[AUSGEWÄHLTER AUSZUG]
* * * * *
Mit „Schweigen“ gelingt es Birgit Weyhe aufs Neue, mit den Mitteln des Comics hochkomplexe Themen auf kritische, hinterfragende Weise darzustellen und originell in Bildfolgen umzusetzen. Die Verbindungen und Verstrickungen von deutscher und argentinischer Politik und Geschichte werden pointiert und nüchtern aufgezeigt. Die individuellen Leidenswege, die Birgit Weyhe in „Schweigen“ aus der Vergessenheit hervorholt, machen fassungslos und verdeutlichen zugleich, wo Gesellschaften, Regierungen und Justizsysteme lange kläglich versagten.

Von Ralph Trommer
Ralph Trommer, Dipl. Animator, freier Autor und Künstler, schreibt für verschiedene Medien regelmäßig Rezensionen und Fachartikel über Comics, Graphic Novels und Filme.
Inhaltsangabe des Verlags
Als Folge von Diktatur und Unterdrückung wird in den meisten Ländern geschwiegen – was die Täter schützt und das Gedenken an die Opfer verblassen lässt. Die Graphic Novel Schweigen erinnert an zwei Frauen und ihre Schicksale.
Zum einen Ellen Marx, die als 17-jährige deutsche Jüdin im Frühjahr 1939 nach Buenos Aires emigriert. Ellens gesamte Familie kommt im Holocaust um. In den 1970er Jahren wiederholt sich Ellens Diktaturerfahrung auf tragische Weise: Ihre Tochter Nora „verschwindet“ während der grausamen argentinischen Militärdiktatur.
Zum anderen Elisabeth Käsemann: Sie gehört zur deutschen Nachkriegsgeneration, die sich innerhalb der Studentenbewegung politisiert. Ab 1969 studiert sie in Buenos Aires und engagiert sich in den Armenvierteln der Stadt. 1977 wird sie verhaftet, in das Folterlager El Vesubio verschleppt und ermordet. Das Auswärtige Amt schweigt dazu, da wirtschaftliche Interessen und die bevorstehende Fußball-WM in Argentinien wichtiger erscheinen.
* * * * *
[AUFGABE 1] Gib aus den Datensätzen den Abschnitt, der mit der Zeile mit „data-point bbox=[230, 182, 243, 195]“ beginnt und mit der Zeile mit „list UI elements“ endet, erneut wieder und tausche darin „x-tick-label“ gegen „x-tick“ aus. Alles andere bleibt unverändert.
Der Auszug und die Datensätze haben unterschiedliche Quellen.
* * * * *
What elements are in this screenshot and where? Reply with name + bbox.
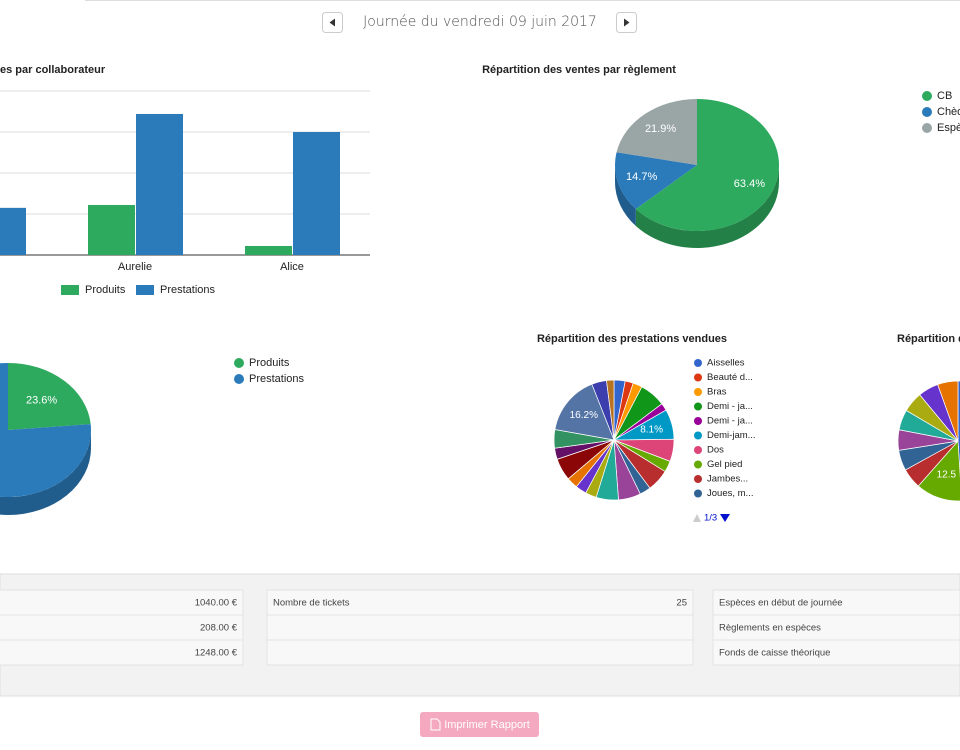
legend-label: Espèc [937,122,960,134]
page-title: Journée du vendredi 09 juin 2017 [363,14,597,30]
legend-page: 1/3 [704,513,717,524]
next-day-button[interactable] [616,12,637,33]
pie-slice [554,383,615,441]
summary-row [266,639,694,666]
chart-title: Répartition des ventes par règlement [482,64,676,76]
legend-marker [234,374,244,384]
legend-page-next[interactable] [720,514,730,522]
slice-label: 14.7% [626,171,657,183]
legend-label: Demi - ja... [707,401,753,412]
legend-swatch [136,285,154,295]
legend-label: Jambes... [707,474,748,485]
legend-marker [922,91,932,101]
pie-side [635,165,779,249]
slice-label: 16.2% [570,410,598,421]
legend-label: Chèqu [937,106,960,118]
summary-value: 25 [676,598,687,609]
legend-label: Produits [249,357,290,369]
legend-marker [694,475,702,483]
x-tick-label: Aurelie [118,261,152,273]
bar [136,113,183,256]
legend-label: Aisselles [707,358,745,369]
pie-side [615,165,636,226]
slice-label: 8.1% [640,424,663,435]
summary-row [0,589,244,616]
legend-label: Prestations [249,373,305,385]
legend-label: Bras [707,387,727,398]
legend-marker [694,431,702,440]
legend-marker [694,460,702,469]
legend-marker [234,358,244,368]
pie-side [0,430,91,515]
chart-title: Répartition des prestations vendues [537,333,727,345]
summary-row [266,589,694,616]
summary-label: Règlements en espèces [719,623,821,634]
print-button[interactable]: Imprimer Rapport [420,712,539,737]
legend-marker [922,123,932,133]
summary-label: Fonds de caisse théorique [719,648,830,659]
slice-label: 21.9% [645,123,676,135]
legend-label: Joues, m... [707,488,753,499]
summary-label: Nombre de tickets [273,598,350,609]
legend-label: Prestations [160,284,216,296]
chart-title: es par collaborateur [0,64,106,76]
pie-slice [606,379,615,441]
legend-marker [694,373,702,382]
legend-label: Gel pied [707,459,742,470]
legend-marker [922,107,932,117]
summary-row [712,639,960,666]
legend-label: Demi-jam... [707,430,756,441]
legend-label: Beauté d... [707,372,753,383]
pie-slice [615,152,697,209]
summary-value: 1248.00 € [195,648,238,659]
legend-marker [694,402,702,411]
bar [293,132,340,255]
pie-slice [8,363,91,430]
legend-marker [694,489,702,498]
legend-marker [694,417,702,425]
summary-row [712,589,960,616]
slice-label: 12.5 [937,470,957,481]
summary-row [0,639,244,666]
prev-day-button[interactable] [322,12,343,33]
legend-marker [694,388,702,396]
pie-slice [937,380,959,442]
summary-value: 1040.00 € [195,598,238,609]
legend-label: Dos [707,445,724,456]
pie-slice [0,363,91,497]
legend-label: Demi - ja... [707,416,753,427]
legend-swatch [61,285,79,295]
chart-title: Répartition de [897,333,960,345]
slice-label: 63.4% [734,178,765,190]
pie-slice [616,99,697,165]
summary-value: 208.00 € [200,623,238,634]
bar [0,207,26,255]
legend-marker [694,446,702,454]
slice-label: 23.6% [26,394,57,406]
legend-page-prev[interactable] [693,514,701,522]
bar [245,245,292,255]
summary-row [266,614,694,641]
bar [88,204,135,255]
legend-marker [694,359,702,367]
x-tick-label: Alice [280,261,304,273]
pie-slice [635,99,779,231]
print-button-label: Imprimer Rapport [444,719,530,731]
legend-label: CB [937,90,952,102]
legend-label: Produits [85,284,126,296]
summary-label: Espèces en début de journée [719,598,843,609]
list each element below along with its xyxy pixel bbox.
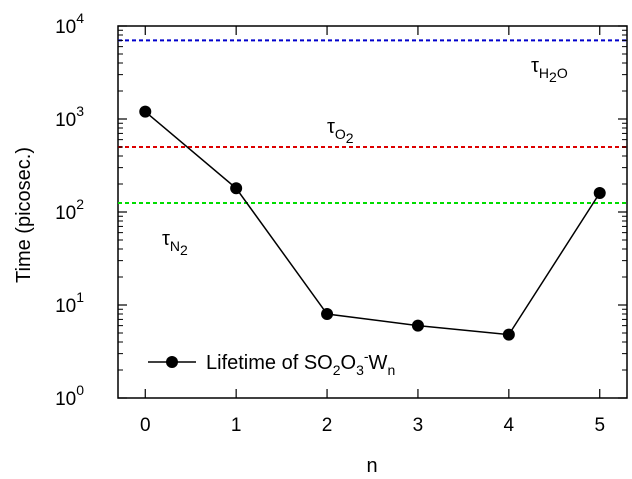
data-point bbox=[230, 182, 243, 195]
y-tick-label: 104 bbox=[55, 10, 84, 38]
legend-label: Lifetime of SO2O3-Wn bbox=[206, 348, 395, 378]
x-tick-label: 1 bbox=[231, 415, 242, 436]
tau-h2o-label: τH2O bbox=[531, 55, 568, 85]
legend: Lifetime of SO2O3-Wn bbox=[148, 348, 395, 378]
y-tick-label: 103 bbox=[55, 103, 84, 131]
x-tick-label: 5 bbox=[594, 415, 605, 436]
x-tick-label: 3 bbox=[413, 415, 424, 436]
x-axis-label: n bbox=[366, 455, 377, 477]
tau-o2-label: τO2 bbox=[327, 116, 354, 146]
y-axis-label: Time (picosec.) bbox=[13, 147, 35, 283]
tau-n2-label: τN2 bbox=[162, 228, 188, 258]
x-tick-label: 0 bbox=[140, 415, 151, 436]
data-point bbox=[593, 187, 606, 200]
data-point bbox=[411, 319, 424, 332]
y-tick-label: 101 bbox=[55, 289, 84, 317]
y-tick-label: 102 bbox=[55, 196, 84, 224]
x-tick-label: 2 bbox=[322, 415, 333, 436]
data-point bbox=[321, 308, 334, 321]
legend-marker bbox=[166, 356, 178, 368]
data-point bbox=[139, 105, 152, 118]
data-point bbox=[502, 328, 515, 341]
series-line-0 bbox=[144, 111, 601, 336]
x-tick-label: 4 bbox=[504, 415, 515, 436]
y-tick-label: 100 bbox=[55, 382, 84, 410]
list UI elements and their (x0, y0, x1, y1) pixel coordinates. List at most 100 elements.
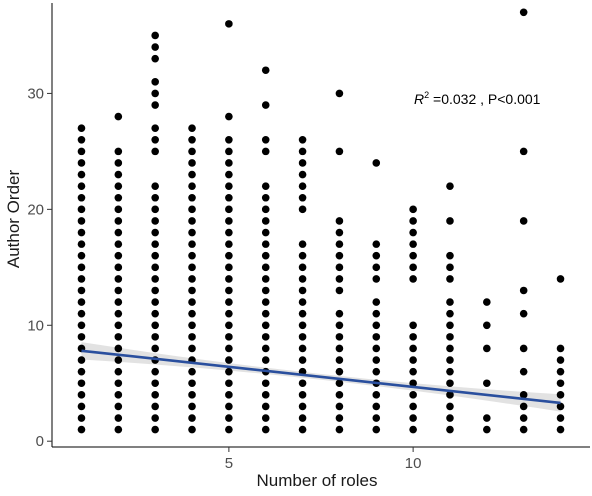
data-point (188, 379, 196, 388)
data-point (225, 240, 233, 248)
data-point (261, 101, 270, 109)
data-point (77, 309, 86, 318)
data-point (114, 344, 123, 353)
data-point (446, 414, 454, 422)
data-point (335, 309, 344, 318)
data-point (225, 367, 233, 376)
data-point (188, 159, 196, 167)
data-point (225, 344, 233, 353)
y-axis-label: Author Order (4, 170, 23, 269)
data-point (372, 391, 381, 399)
data-point (151, 135, 159, 144)
data-point (409, 321, 417, 330)
data-point (298, 286, 307, 295)
data-point (298, 275, 307, 283)
data-point (335, 89, 344, 98)
data-point (77, 170, 86, 179)
data-point (188, 170, 196, 179)
data-point (114, 170, 123, 179)
data-point (188, 228, 196, 237)
x-axis-label: Number of roles (257, 471, 378, 490)
data-point (409, 217, 417, 225)
data-point (483, 414, 491, 422)
data-point (114, 333, 123, 341)
points-layer (77, 8, 565, 434)
data-point (77, 240, 86, 248)
data-point (335, 356, 344, 364)
data-point (225, 356, 233, 364)
data-point (446, 275, 454, 283)
data-point (409, 391, 417, 399)
data-point (151, 193, 159, 202)
data-point (446, 344, 454, 353)
data-point (483, 425, 491, 434)
data-point (372, 425, 381, 434)
axes-layer: 0 10 20 30 5 10 (27, 3, 590, 472)
data-point (151, 228, 159, 237)
data-point (114, 298, 123, 306)
data-point (151, 217, 159, 225)
data-point (261, 217, 270, 225)
data-point (77, 147, 86, 156)
data-point (151, 205, 159, 214)
data-point (225, 251, 233, 260)
data-point (261, 228, 270, 237)
data-point (298, 240, 307, 248)
data-point (225, 391, 233, 399)
data-point (298, 333, 307, 341)
data-point (77, 402, 86, 411)
data-point (188, 425, 196, 434)
data-point (335, 321, 344, 330)
data-point (261, 309, 270, 318)
data-point (151, 89, 159, 98)
data-point (114, 425, 123, 434)
data-point (77, 286, 86, 295)
data-point (188, 217, 196, 225)
data-point (151, 367, 159, 376)
data-point (151, 344, 159, 353)
data-point (114, 275, 123, 283)
data-point (335, 379, 344, 388)
data-point (77, 379, 86, 388)
data-point (225, 414, 233, 422)
data-point (409, 251, 417, 260)
data-point (409, 402, 417, 411)
data-point (483, 344, 491, 353)
data-point (409, 333, 417, 341)
data-point (188, 251, 196, 260)
data-point (446, 391, 454, 399)
data-point (372, 344, 381, 353)
data-point (114, 402, 123, 411)
data-point (77, 135, 86, 144)
data-point (261, 135, 270, 144)
data-point (298, 251, 307, 260)
data-point (151, 43, 159, 51)
data-point (261, 425, 270, 434)
data-point (188, 124, 196, 133)
data-point (446, 298, 454, 306)
data-point (372, 333, 381, 341)
data-point (519, 147, 528, 156)
data-point (298, 147, 307, 156)
data-point (372, 159, 381, 167)
data-point (261, 205, 270, 214)
data-point (372, 402, 381, 411)
data-point (188, 344, 196, 353)
data-point (335, 367, 344, 376)
data-point (335, 217, 344, 225)
data-point (77, 391, 86, 399)
data-point (556, 391, 565, 399)
data-point (151, 286, 159, 295)
data-point (409, 425, 417, 434)
data-point (335, 286, 344, 295)
data-point (335, 263, 344, 272)
data-point (261, 263, 270, 272)
data-point (77, 251, 86, 260)
data-point (188, 240, 196, 248)
data-point (519, 309, 528, 318)
data-point (446, 321, 454, 330)
data-point (114, 147, 123, 156)
data-point (225, 159, 233, 167)
data-point (483, 379, 491, 388)
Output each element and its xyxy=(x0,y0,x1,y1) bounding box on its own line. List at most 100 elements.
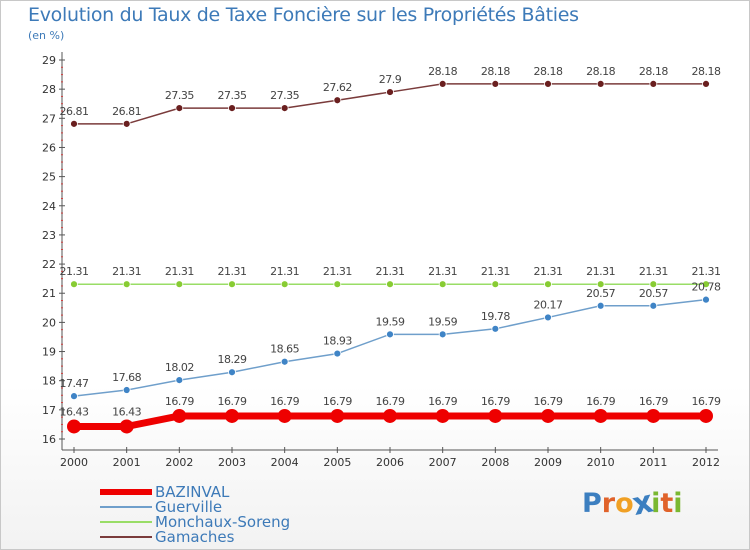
* * * * *
[AUFGABE 2]
Beantworte diese Fragen zum Auszug:
(a) Im Frühjahr welchen Jahres emigriert Ellen Marx nach Buenos Aires?
(b) In welches Folterlager wird Elisabeth Käsemann verschleppt?
(c) Welchen Abschluss führt Ralph Trommer vor seiner Berufsbezeichnung „Animator“?

[LÖSUNG 1]
data-point bbox=[230, 182, 243, 195]
y-tick-label: 104 bbox=[55, 10, 84, 38]
legend-label: Lifetime of SO2O3-Wn bbox=[206, 348, 395, 378]
x-tick: 1 bbox=[231, 415, 242, 436]
tau-h2o-label: τH2O bbox=[531, 55, 568, 85]
legend: Lifetime of SO2O3-Wn bbox=[148, 348, 395, 378]
y-tick-label: 103 bbox=[55, 103, 84, 131]
x-tick: 5 bbox=[594, 415, 605, 436]
x-tick: 3 bbox=[413, 415, 424, 436]
x-axis-label: n bbox=[366, 455, 377, 477]
tau-o2-label: τO2 bbox=[327, 116, 354, 146]
y-axis-label: Time (picosec.) bbox=[13, 147, 35, 283]
tau-n2-label: τN2 bbox=[162, 228, 188, 258]
x-tick: 0 bbox=[140, 415, 151, 436]
data-point bbox=[593, 187, 606, 200]
data-point bbox=[411, 319, 424, 332]
y-tick-label: 101 bbox=[55, 289, 84, 317]
y-tick-label: 102 bbox=[55, 196, 84, 224]
x-tick: 2 bbox=[322, 415, 333, 436]
data-point bbox=[321, 308, 334, 321]
legend-marker bbox=[166, 356, 178, 368]
data-point bbox=[139, 105, 152, 118]
data-point bbox=[502, 328, 515, 341]
series-line-0 bbox=[144, 111, 601, 336]
x-tick: 4 bbox=[504, 415, 515, 436]
y-tick-label: 100 bbox=[55, 382, 84, 410]
list UI elements and their (x0, y0, x1, y1) pixel coordinates. List at most 100 elements.

[LÖSUNG 2]
(a) 1939
(b) El Vesubio
(c) Dipl. (Diplom)